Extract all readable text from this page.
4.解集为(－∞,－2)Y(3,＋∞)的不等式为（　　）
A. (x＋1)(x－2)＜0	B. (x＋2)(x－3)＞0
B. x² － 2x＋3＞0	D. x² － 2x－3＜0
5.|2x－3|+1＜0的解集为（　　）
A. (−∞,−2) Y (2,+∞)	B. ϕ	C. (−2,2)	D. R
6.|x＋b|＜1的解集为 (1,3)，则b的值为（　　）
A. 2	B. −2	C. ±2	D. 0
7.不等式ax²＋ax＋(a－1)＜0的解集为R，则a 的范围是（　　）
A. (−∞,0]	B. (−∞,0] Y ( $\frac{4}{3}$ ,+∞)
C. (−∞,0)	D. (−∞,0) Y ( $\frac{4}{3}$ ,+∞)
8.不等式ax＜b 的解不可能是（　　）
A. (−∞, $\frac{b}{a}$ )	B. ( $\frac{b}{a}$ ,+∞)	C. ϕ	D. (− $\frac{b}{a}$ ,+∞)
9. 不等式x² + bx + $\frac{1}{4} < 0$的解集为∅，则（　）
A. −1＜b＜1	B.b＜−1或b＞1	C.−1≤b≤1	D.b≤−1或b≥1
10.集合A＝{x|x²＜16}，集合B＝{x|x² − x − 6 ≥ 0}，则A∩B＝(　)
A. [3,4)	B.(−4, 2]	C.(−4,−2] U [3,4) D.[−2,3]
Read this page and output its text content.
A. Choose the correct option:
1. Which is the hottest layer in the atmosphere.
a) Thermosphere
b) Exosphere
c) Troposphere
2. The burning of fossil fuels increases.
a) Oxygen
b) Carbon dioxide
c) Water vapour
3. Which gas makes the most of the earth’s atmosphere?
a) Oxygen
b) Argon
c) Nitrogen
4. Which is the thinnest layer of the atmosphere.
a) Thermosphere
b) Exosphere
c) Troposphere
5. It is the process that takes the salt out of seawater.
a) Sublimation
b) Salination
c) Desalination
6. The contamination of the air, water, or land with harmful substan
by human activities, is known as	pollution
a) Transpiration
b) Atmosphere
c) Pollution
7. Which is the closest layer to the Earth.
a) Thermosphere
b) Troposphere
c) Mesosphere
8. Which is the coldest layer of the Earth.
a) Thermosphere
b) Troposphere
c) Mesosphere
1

- [EXERCISE BRIEF] Check each line of the records for the word "layer", and show the lines that contain it.

- [SOLUTION TO THIS EXERCISE]
1. Which is the hottest layer in the atmosphere.
4. Which is the thinnest layer of the atmosphere.
7. Which is the closest layer to the Earth.
8. Which is the coldest layer of the Earth.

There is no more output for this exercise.